## start Data to use

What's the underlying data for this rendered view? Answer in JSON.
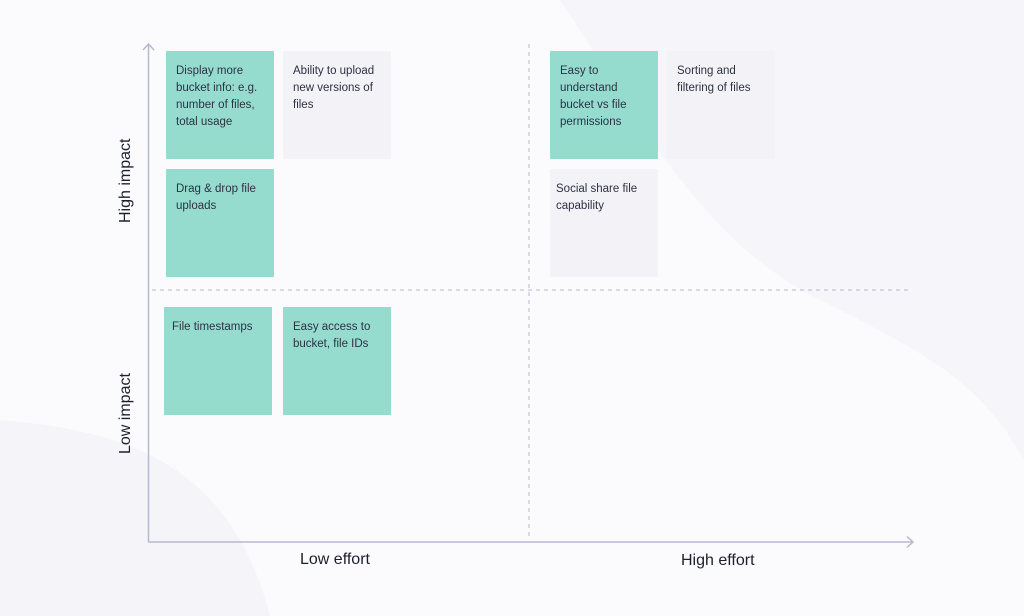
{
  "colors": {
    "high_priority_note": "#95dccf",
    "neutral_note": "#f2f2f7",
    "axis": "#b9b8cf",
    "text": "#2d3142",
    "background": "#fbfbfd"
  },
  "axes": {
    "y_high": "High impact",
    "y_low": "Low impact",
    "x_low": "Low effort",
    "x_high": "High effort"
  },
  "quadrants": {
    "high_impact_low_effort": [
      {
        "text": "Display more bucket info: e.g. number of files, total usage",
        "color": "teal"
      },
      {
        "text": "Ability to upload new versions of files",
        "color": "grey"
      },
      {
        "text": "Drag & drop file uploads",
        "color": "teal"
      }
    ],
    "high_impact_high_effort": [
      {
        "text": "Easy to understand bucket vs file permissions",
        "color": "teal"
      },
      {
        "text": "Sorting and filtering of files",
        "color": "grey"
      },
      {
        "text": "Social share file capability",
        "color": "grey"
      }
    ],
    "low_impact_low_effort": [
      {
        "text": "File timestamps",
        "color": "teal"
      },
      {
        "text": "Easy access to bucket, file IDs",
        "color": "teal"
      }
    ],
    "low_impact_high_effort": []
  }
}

## end Data to use
## start Data to use

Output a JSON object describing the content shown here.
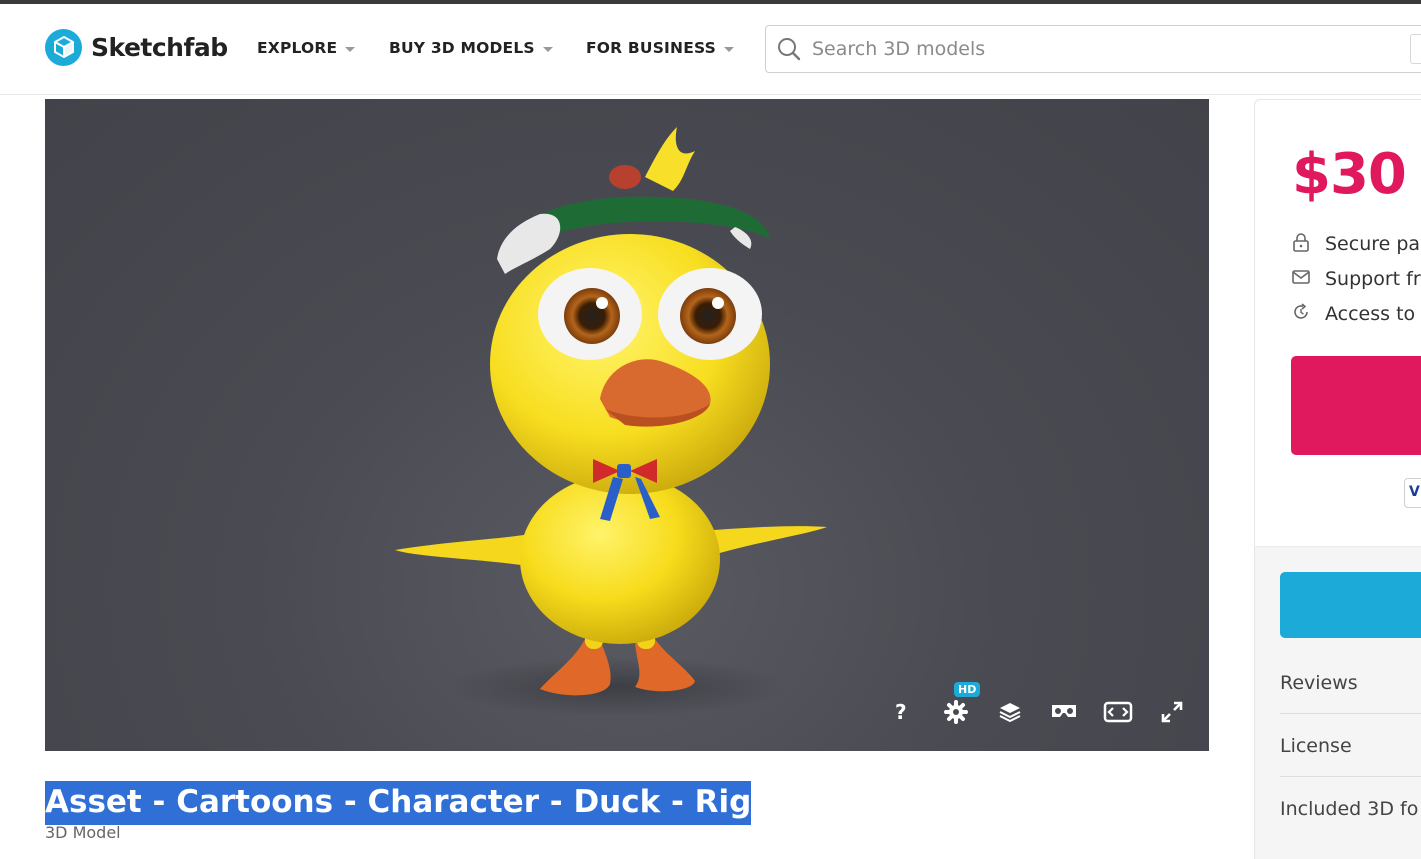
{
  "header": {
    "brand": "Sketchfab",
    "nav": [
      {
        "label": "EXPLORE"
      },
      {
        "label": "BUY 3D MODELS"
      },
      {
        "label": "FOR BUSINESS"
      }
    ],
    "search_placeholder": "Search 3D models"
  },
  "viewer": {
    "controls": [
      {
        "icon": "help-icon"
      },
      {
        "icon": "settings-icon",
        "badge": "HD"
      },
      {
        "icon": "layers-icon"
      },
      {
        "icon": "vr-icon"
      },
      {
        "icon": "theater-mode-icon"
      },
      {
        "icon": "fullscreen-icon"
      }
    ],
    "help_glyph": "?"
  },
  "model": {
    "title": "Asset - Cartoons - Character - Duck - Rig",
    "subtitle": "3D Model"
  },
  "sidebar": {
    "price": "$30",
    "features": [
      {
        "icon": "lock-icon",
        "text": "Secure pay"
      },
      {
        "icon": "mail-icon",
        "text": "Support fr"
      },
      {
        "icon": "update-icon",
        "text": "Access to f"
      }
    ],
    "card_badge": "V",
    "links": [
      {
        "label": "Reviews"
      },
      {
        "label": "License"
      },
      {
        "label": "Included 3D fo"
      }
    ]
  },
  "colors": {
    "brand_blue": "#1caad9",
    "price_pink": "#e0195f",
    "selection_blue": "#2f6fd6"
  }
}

## end Data to use

Short problem: Looking at the material above, count the lines that hold "icon" and give the total alone.

Reply to the task: 9